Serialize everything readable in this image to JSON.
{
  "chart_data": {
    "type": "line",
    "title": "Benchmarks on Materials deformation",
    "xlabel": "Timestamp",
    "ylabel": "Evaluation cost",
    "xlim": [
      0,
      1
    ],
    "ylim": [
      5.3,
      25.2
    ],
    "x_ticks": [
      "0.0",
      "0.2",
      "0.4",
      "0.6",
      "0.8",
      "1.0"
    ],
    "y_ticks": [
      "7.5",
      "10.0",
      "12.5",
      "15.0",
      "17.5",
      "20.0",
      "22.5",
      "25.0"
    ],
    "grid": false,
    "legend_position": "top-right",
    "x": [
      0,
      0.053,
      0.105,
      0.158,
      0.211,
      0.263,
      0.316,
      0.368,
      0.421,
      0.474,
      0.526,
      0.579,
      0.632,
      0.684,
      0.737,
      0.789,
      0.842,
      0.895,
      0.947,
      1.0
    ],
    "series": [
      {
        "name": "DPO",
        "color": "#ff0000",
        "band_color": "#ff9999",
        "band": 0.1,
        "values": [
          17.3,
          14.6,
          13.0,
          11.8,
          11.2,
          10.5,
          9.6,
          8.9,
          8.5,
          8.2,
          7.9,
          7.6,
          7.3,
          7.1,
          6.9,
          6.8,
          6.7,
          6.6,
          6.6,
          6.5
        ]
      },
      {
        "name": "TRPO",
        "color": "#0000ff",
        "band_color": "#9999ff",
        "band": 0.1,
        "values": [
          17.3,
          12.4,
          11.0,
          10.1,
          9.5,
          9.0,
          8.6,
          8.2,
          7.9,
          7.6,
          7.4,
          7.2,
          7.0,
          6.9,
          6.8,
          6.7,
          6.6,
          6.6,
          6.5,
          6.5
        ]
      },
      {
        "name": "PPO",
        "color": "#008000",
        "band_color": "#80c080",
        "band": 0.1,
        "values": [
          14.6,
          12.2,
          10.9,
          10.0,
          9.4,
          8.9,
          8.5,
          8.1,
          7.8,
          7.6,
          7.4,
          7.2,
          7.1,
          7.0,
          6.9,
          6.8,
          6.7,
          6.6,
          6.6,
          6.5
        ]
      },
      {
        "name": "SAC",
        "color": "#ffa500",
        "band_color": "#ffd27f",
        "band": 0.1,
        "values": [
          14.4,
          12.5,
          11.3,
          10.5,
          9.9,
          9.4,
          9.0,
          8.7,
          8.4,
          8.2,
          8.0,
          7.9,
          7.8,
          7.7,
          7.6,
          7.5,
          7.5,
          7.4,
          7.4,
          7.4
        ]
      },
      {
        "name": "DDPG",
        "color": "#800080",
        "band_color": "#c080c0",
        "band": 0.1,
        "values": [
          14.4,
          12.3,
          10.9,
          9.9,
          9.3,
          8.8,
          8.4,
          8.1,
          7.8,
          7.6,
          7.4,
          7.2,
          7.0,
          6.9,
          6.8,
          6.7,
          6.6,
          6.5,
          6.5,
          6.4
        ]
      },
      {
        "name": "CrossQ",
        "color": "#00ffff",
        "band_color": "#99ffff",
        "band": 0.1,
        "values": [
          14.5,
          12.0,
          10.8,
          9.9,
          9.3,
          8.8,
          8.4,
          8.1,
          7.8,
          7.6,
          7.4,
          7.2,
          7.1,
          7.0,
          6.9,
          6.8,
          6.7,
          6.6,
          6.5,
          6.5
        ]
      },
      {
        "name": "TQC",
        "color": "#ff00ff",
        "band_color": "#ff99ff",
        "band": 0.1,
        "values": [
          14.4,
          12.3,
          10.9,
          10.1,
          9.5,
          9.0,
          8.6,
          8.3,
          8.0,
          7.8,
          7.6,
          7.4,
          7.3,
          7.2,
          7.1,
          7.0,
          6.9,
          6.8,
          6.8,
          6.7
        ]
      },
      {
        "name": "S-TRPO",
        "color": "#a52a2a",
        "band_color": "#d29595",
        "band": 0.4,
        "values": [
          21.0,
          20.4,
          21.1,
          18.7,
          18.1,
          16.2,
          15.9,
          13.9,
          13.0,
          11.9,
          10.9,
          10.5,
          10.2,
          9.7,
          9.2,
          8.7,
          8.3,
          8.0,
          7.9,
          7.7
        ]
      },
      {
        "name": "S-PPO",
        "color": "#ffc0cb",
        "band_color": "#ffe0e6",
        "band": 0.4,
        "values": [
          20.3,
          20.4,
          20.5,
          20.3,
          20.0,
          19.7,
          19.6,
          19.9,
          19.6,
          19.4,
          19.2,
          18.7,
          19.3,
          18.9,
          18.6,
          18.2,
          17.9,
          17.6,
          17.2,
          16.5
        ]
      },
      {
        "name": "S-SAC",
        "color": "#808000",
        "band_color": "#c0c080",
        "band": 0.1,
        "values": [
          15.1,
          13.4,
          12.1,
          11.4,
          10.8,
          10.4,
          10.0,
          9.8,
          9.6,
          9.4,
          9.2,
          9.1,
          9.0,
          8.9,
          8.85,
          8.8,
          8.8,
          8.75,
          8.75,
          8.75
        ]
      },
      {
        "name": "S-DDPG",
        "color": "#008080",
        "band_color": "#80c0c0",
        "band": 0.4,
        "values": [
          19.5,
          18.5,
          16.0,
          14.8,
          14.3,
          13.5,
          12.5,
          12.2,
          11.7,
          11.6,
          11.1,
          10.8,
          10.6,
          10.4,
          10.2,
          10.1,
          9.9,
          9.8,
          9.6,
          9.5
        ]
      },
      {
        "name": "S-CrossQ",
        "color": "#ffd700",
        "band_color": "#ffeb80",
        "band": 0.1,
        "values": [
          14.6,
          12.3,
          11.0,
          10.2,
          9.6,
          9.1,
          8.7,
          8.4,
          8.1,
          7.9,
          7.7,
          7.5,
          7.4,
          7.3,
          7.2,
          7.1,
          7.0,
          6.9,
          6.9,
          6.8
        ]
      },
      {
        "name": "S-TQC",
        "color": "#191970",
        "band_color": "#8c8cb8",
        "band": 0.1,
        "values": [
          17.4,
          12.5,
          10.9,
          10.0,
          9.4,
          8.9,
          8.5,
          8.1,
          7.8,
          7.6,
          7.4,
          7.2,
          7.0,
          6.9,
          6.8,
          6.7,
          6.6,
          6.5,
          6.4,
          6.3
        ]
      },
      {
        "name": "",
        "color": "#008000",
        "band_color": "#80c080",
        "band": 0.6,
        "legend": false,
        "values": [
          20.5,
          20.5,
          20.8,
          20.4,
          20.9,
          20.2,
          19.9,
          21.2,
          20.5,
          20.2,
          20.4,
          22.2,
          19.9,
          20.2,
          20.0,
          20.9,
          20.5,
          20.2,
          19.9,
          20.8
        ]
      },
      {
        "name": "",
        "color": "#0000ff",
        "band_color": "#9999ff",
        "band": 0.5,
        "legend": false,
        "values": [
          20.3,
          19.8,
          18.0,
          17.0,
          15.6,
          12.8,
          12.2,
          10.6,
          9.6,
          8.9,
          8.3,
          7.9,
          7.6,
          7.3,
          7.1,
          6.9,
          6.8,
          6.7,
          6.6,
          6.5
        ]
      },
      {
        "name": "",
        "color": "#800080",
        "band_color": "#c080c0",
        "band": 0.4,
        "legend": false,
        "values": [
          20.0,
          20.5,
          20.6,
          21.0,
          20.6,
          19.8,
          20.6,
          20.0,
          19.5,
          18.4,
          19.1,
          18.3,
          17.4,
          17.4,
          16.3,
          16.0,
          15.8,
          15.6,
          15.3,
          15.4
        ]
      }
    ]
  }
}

----

-- TASK PROMPT --
Print all of the entries exactly as they are written.

-- RESULT OF THE TASK --
Serialize everything readable in this image to JSON.
{
  "chart_data": {
    "type": "line",
    "title": "Benchmarks on Materials deformation",
    "xlabel": "Timestamp",
    "ylabel": "Evaluation cost",
    "xlim": [
      0,
      1
    ],
    "ylim": [
      5.3,
      25.2
    ],
    "x_ticks": [
      "0.0",
      "0.2",
      "0.4",
      "0.6",
      "0.8",
      "1.0"
    ],
    "y_ticks": [
      "7.5",
      "10.0",
      "12.5",
      "15.0",
      "17.5",
      "20.0",
      "22.5",
      "25.0"
    ],
    "grid": false,
    "legend_position": "top-right",
    "x": [
      0,
      0.053,
      0.105,
      0.158,
      0.211,
      0.263,
      0.316,
      0.368,
      0.421,
      0.474,
      0.526,
      0.579,
      0.632,
      0.684,
      0.737,
      0.789,
      0.842,
      0.895,
      0.947,
      1.0
    ],
    "series": [
      {
        "name": "DPO",
        "color": "#ff0000",
        "band_color": "#ff9999",
        "band": 0.1,
        "values": [
          17.3,
          14.6,
          13.0,
          11.8,
          11.2,
          10.5,
          9.6,
          8.9,
          8.5,
          8.2,
          7.9,
          7.6,
          7.3,
          7.1,
          6.9,
          6.8,
          6.7,
          6.6,
          6.6,
          6.5
        ]
      },
      {
        "name": "TRPO",
        "color": "#0000ff",
        "band_color": "#9999ff",
        "band": 0.1,
        "values": [
          17.3,
          12.4,
          11.0,
          10.1,
          9.5,
          9.0,
          8.6,
          8.2,
          7.9,
          7.6,
          7.4,
          7.2,
          7.0,
          6.9,
          6.8,
          6.7,
          6.6,
          6.6,
          6.5,
          6.5
        ]
      },
      {
        "name": "PPO",
        "color": "#008000",
        "band_color": "#80c080",
        "band": 0.1,
        "values": [
          14.6,
          12.2,
          10.9,
          10.0,
          9.4,
          8.9,
          8.5,
          8.1,
          7.8,
          7.6,
          7.4,
          7.2,
          7.1,
          7.0,
          6.9,
          6.8,
          6.7,
          6.6,
          6.6,
          6.5
        ]
      },
      {
        "name": "SAC",
        "color": "#ffa500",
        "band_color": "#ffd27f",
        "band": 0.1,
        "values": [
          14.4,
          12.5,
          11.3,
          10.5,
          9.9,
          9.4,
          9.0,
          8.7,
          8.4,
          8.2,
          8.0,
          7.9,
          7.8,
          7.7,
          7.6,
          7.5,
          7.5,
          7.4,
          7.4,
          7.4
        ]
      },
      {
        "name": "DDPG",
        "color": "#800080",
        "band_color": "#c080c0",
        "band": 0.1,
        "values": [
          14.4,
          12.3,
          10.9,
          9.9,
          9.3,
          8.8,
          8.4,
          8.1,
          7.8,
          7.6,
          7.4,
          7.2,
          7.0,
          6.9,
          6.8,
          6.7,
          6.6,
          6.5,
          6.5,
          6.4
        ]
      },
      {
        "name": "CrossQ",
        "color": "#00ffff",
        "band_color": "#99ffff",
        "band": 0.1,
        "values": [
          14.5,
          12.0,
          10.8,
          9.9,
          9.3,
          8.8,
          8.4,
          8.1,
          7.8,
          7.6,
          7.4,
          7.2,
          7.1,
          7.0,
          6.9,
          6.8,
          6.7,
          6.6,
          6.5,
          6.5
        ]
      },
      {
        "name": "TQC",
        "color": "#ff00ff",
        "band_color": "#ff99ff",
        "band": 0.1,
        "values": [
          14.4,
          12.3,
          10.9,
          10.1,
          9.5,
          9.0,
          8.6,
          8.3,
          8.0,
          7.8,
          7.6,
          7.4,
          7.3,
          7.2,
          7.1,
          7.0,
          6.9,
          6.8,
          6.8,
          6.7
        ]
      },
      {
        "name": "S-TRPO",
        "color": "#a52a2a",
        "band_color": "#d29595",
        "band": 0.4,
        "values": [
          21.0,
          20.4,
          21.1,
          18.7,
          18.1,
          16.2,
          15.9,
          13.9,
          13.0,
          11.9,
          10.9,
          10.5,
          10.2,
          9.7,
          9.2,
          8.7,
          8.3,
          8.0,
          7.9,
          7.7
        ]
      },
      {
        "name": "S-PPO",
        "color": "#ffc0cb",
        "band_color": "#ffe0e6",
        "band": 0.4,
        "values": [
          20.3,
          20.4,
          20.5,
          20.3,
          20.0,
          19.7,
          19.6,
          19.9,
          19.6,
          19.4,
          19.2,
          18.7,
          19.3,
          18.9,
          18.6,
          18.2,
          17.9,
          17.6,
          17.2,
          16.5
        ]
      },
      {
        "name": "S-SAC",
        "color": "#808000",
        "band_color": "#c0c080",
        "band": 0.1,
        "values": [
          15.1,
          13.4,
          12.1,
          11.4,
          10.8,
          10.4,
          10.0,
          9.8,
          9.6,
          9.4,
          9.2,
          9.1,
          9.0,
          8.9,
          8.85,
          8.8,
          8.8,
          8.75,
          8.75,
          8.75
        ]
      },
      {
        "name": "S-DDPG",
        "color": "#008080",
        "band_color": "#80c0c0",
        "band": 0.4,
        "values": [
          19.5,
          18.5,
          16.0,
          14.8,
          14.3,
          13.5,
          12.5,
          12.2,
          11.7,
          11.6,
          11.1,
          10.8,
          10.6,
          10.4,
          10.2,
          10.1,
          9.9,
          9.8,
          9.6,
          9.5
        ]
      },
      {
        "name": "S-CrossQ",
        "color": "#ffd700",
        "band_color": "#ffeb80",
        "band": 0.1,
        "values": [
          14.6,
          12.3,
          11.0,
          10.2,
          9.6,
          9.1,
          8.7,
          8.4,
          8.1,
          7.9,
          7.7,
          7.5,
          7.4,
          7.3,
          7.2,
          7.1,
          7.0,
          6.9,
          6.9,
          6.8
        ]
      },
      {
        "name": "S-TQC",
        "color": "#191970",
        "band_color": "#8c8cb8",
        "band": 0.1,
        "values": [
          17.4,
          12.5,
          10.9,
          10.0,
          9.4,
          8.9,
          8.5,
          8.1,
          7.8,
          7.6,
          7.4,
          7.2,
          7.0,
          6.9,
          6.8,
          6.7,
          6.6,
          6.5,
          6.4,
          6.3
        ]
      },
      {
        "name": "",
        "color": "#008000",
        "band_color": "#80c080",
        "band": 0.6,
        "legend": false,
        "values": [
          20.5,
          20.5,
          20.8,
          20.4,
          20.9,
          20.2,
          19.9,
          21.2,
          20.5,
          20.2,
          20.4,
          22.2,
          19.9,
          20.2,
          20.0,
          20.9,
          20.5,
          20.2,
          19.9,
          20.8
        ]
      },
      {
        "name": "",
        "color": "#0000ff",
        "band_color": "#9999ff",
        "band": 0.5,
        "legend": false,
        "values": [
          20.3,
          19.8,
          18.0,
          17.0,
          15.6,
          12.8,
          12.2,
          10.6,
          9.6,
          8.9,
          8.3,
          7.9,
          7.6,
          7.3,
          7.1,
          6.9,
          6.8,
          6.7,
          6.6,
          6.5
        ]
      },
      {
        "name": "",
        "color": "#800080",
        "band_color": "#c080c0",
        "band": 0.4,
        "legend": false,
        "values": [
          20.0,
          20.5,
          20.6,
          21.0,
          20.6,
          19.8,
          20.6,
          20.0,
          19.5,
          18.4,
          19.1,
          18.3,
          17.4,
          17.4,
          16.3,
          16.0,
          15.8,
          15.6,
          15.3,
          15.4
        ]
      }
    ]
  }
}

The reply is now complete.